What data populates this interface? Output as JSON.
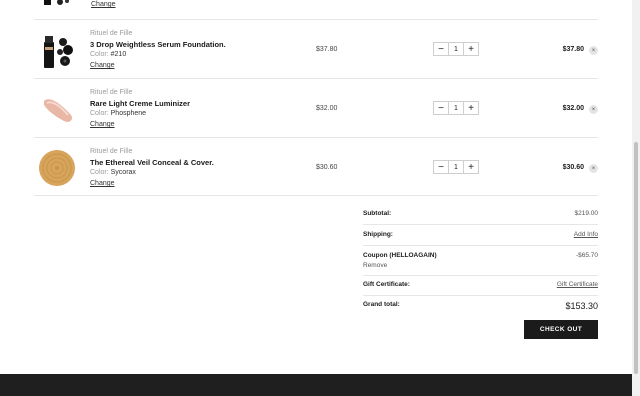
{
  "previous_item": {
    "change_label": "Change"
  },
  "items": [
    {
      "brand": "Rituel de Fille",
      "name": "3 Drop Weightless Serum Foundation.",
      "variant_label": "Color:",
      "variant_value": "#210",
      "change_label": "Change",
      "price": "$37.80",
      "quantity": "1",
      "minus": "−",
      "plus": "+",
      "total": "$37.80",
      "remove": "×",
      "thumb_icon": "foundation-bottle-icon"
    },
    {
      "brand": "Rituel de Fille",
      "name": "Rare Light Creme Luminizer",
      "variant_label": "Color:",
      "variant_value": "Phosphene",
      "change_label": "Change",
      "price": "$32.00",
      "quantity": "1",
      "minus": "−",
      "plus": "+",
      "total": "$32.00",
      "remove": "×",
      "thumb_icon": "luminizer-swatch-icon"
    },
    {
      "brand": "Rituel de Fille",
      "name": "The Ethereal Veil Conceal & Cover.",
      "variant_label": "Color:",
      "variant_value": "Sycorax",
      "change_label": "Change",
      "price": "$30.60",
      "quantity": "1",
      "minus": "−",
      "plus": "+",
      "total": "$30.60",
      "remove": "×",
      "thumb_icon": "concealer-texture-icon"
    }
  ],
  "summary": {
    "subtotal_label": "Subtotal:",
    "subtotal_value": "$219.00",
    "shipping_label": "Shipping:",
    "shipping_value": "Add Info",
    "coupon_label": "Coupon (HELLOAGAIN)",
    "coupon_value": "-$65.70",
    "coupon_remove": "Remove",
    "gift_label": "Gift Certificate:",
    "gift_value": "Gift Certificate",
    "grand_label": "Grand total:",
    "grand_value": "$153.30",
    "checkout_label": "CHECK OUT"
  },
  "colors": {
    "button_bg": "#1b1b1b",
    "footer_bg": "#1f1f1f",
    "muted_text": "#9a9a9a"
  }
}
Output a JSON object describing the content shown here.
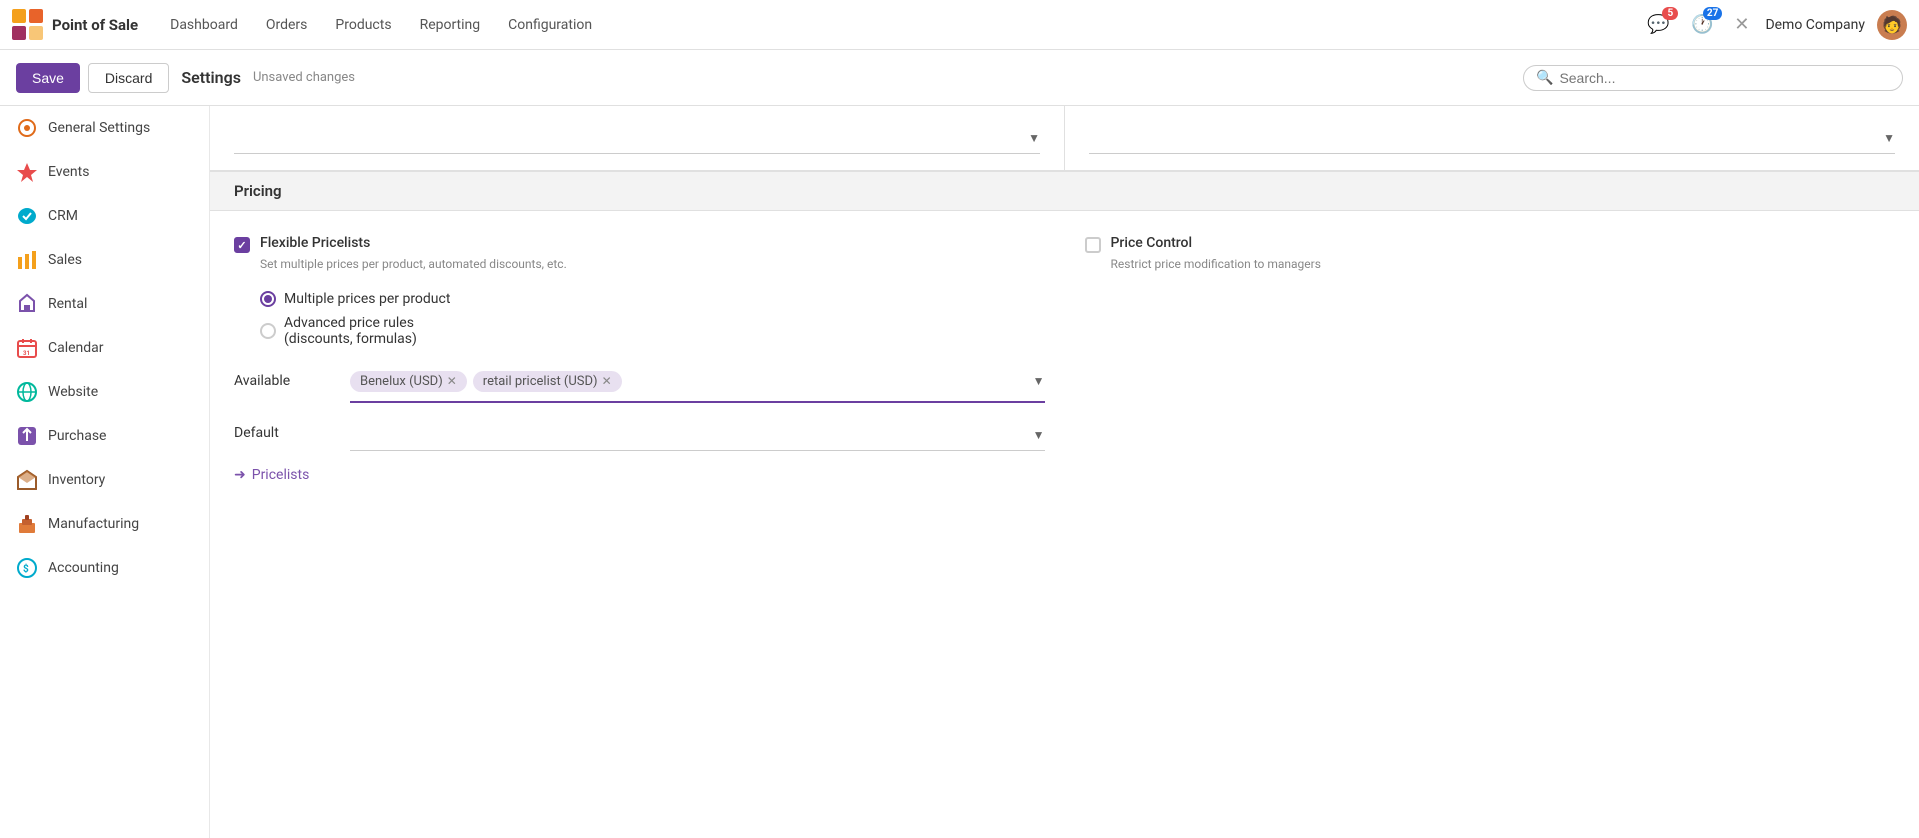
{
  "topNav": {
    "appName": "Point of Sale",
    "links": [
      "Dashboard",
      "Orders",
      "Products",
      "Reporting",
      "Configuration"
    ],
    "notifications": {
      "chat": 5,
      "activity": 27
    },
    "company": "Demo Company"
  },
  "actionBar": {
    "save": "Save",
    "discard": "Discard",
    "title": "Settings",
    "unsaved": "Unsaved changes",
    "searchPlaceholder": "Search..."
  },
  "sidebar": {
    "items": [
      {
        "label": "General Settings",
        "icon": "general"
      },
      {
        "label": "Events",
        "icon": "events"
      },
      {
        "label": "CRM",
        "icon": "crm"
      },
      {
        "label": "Sales",
        "icon": "sales"
      },
      {
        "label": "Rental",
        "icon": "rental"
      },
      {
        "label": "Calendar",
        "icon": "calendar"
      },
      {
        "label": "Website",
        "icon": "website"
      },
      {
        "label": "Purchase",
        "icon": "purchase"
      },
      {
        "label": "Inventory",
        "icon": "inventory"
      },
      {
        "label": "Manufacturing",
        "icon": "manufacturing"
      },
      {
        "label": "Accounting",
        "icon": "accounting"
      }
    ]
  },
  "pricing": {
    "sectionTitle": "Pricing",
    "flexiblePricelists": {
      "label": "Flexible Pricelists",
      "desc": "Set multiple prices per product, automated discounts, etc.",
      "checked": true
    },
    "priceControl": {
      "label": "Price Control",
      "desc": "Restrict price modification to managers",
      "checked": false
    },
    "radioOptions": [
      {
        "label": "Multiple prices per product",
        "selected": true
      },
      {
        "label": "Advanced price rules\n(discounts, formulas)",
        "selected": false
      }
    ],
    "available": {
      "label": "Available",
      "tags": [
        "Benelux (USD)",
        "retail pricelist (USD)"
      ]
    },
    "default": {
      "label": "Default"
    },
    "pricelistsLink": "Pricelists"
  }
}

[What is asked]:
Quote the preceding records in their entirety, excluding every picture.

[Full answer]:
What data populates this interface? Output as JSON.
{
  "previous_item": {
    "change_label": "Change"
  },
  "items": [
    {
      "brand": "Rituel de Fille",
      "name": "3 Drop Weightless Serum Foundation.",
      "variant_label": "Color:",
      "variant_value": "#210",
      "change_label": "Change",
      "price": "$37.80",
      "quantity": "1",
      "minus": "−",
      "plus": "+",
      "total": "$37.80",
      "remove": "×",
      "thumb_icon": "foundation-bottle-icon"
    },
    {
      "brand": "Rituel de Fille",
      "name": "Rare Light Creme Luminizer",
      "variant_label": "Color:",
      "variant_value": "Phosphene",
      "change_label": "Change",
      "price": "$32.00",
      "quantity": "1",
      "minus": "−",
      "plus": "+",
      "total": "$32.00",
      "remove": "×",
      "thumb_icon": "luminizer-swatch-icon"
    },
    {
      "brand": "Rituel de Fille",
      "name": "The Ethereal Veil Conceal & Cover.",
      "variant_label": "Color:",
      "variant_value": "Sycorax",
      "change_label": "Change",
      "price": "$30.60",
      "quantity": "1",
      "minus": "−",
      "plus": "+",
      "total": "$30.60",
      "remove": "×",
      "thumb_icon": "concealer-texture-icon"
    }
  ],
  "summary": {
    "subtotal_label": "Subtotal:",
    "subtotal_value": "$219.00",
    "shipping_label": "Shipping:",
    "shipping_value": "Add Info",
    "coupon_label": "Coupon (HELLOAGAIN)",
    "coupon_value": "-$65.70",
    "coupon_remove": "Remove",
    "gift_label": "Gift Certificate:",
    "gift_value": "Gift Certificate",
    "grand_label": "Grand total:",
    "grand_value": "$153.30",
    "checkout_label": "CHECK OUT"
  },
  "colors": {
    "button_bg": "#1b1b1b",
    "footer_bg": "#1f1f1f",
    "muted_text": "#9a9a9a"
  }
}
Output a JSON object describing the content shown here.
{
  "topNav": {
    "appName": "Point of Sale",
    "links": [
      "Dashboard",
      "Orders",
      "Products",
      "Reporting",
      "Configuration"
    ],
    "notifications": {
      "chat": 5,
      "activity": 27
    },
    "company": "Demo Company"
  },
  "actionBar": {
    "save": "Save",
    "discard": "Discard",
    "title": "Settings",
    "unsaved": "Unsaved changes",
    "searchPlaceholder": "Search..."
  },
  "sidebar": {
    "items": [
      {
        "label": "General Settings",
        "icon": "general"
      },
      {
        "label": "Events",
        "icon": "events"
      },
      {
        "label": "CRM",
        "icon": "crm"
      },
      {
        "label": "Sales",
        "icon": "sales"
      },
      {
        "label": "Rental",
        "icon": "rental"
      },
      {
        "label": "Calendar",
        "icon": "calendar"
      },
      {
        "label": "Website",
        "icon": "website"
      },
      {
        "label": "Purchase",
        "icon": "purchase"
      },
      {
        "label": "Inventory",
        "icon": "inventory"
      },
      {
        "label": "Manufacturing",
        "icon": "manufacturing"
      },
      {
        "label": "Accounting",
        "icon": "accounting"
      }
    ]
  },
  "pricing": {
    "sectionTitle": "Pricing",
    "flexiblePricelists": {
      "label": "Flexible Pricelists",
      "desc": "Set multiple prices per product, automated discounts, etc.",
      "checked": true
    },
    "priceControl": {
      "label": "Price Control",
      "desc": "Restrict price modification to managers",
      "checked": false
    },
    "radioOptions": [
      {
        "label": "Multiple prices per product",
        "selected": true
      },
      {
        "label": "Advanced price rules\n(discounts, formulas)",
        "selected": false
      }
    ],
    "available": {
      "label": "Available",
      "tags": [
        "Benelux (USD)",
        "retail pricelist (USD)"
      ]
    },
    "default": {
      "label": "Default"
    },
    "pricelistsLink": "Pricelists"
  }
}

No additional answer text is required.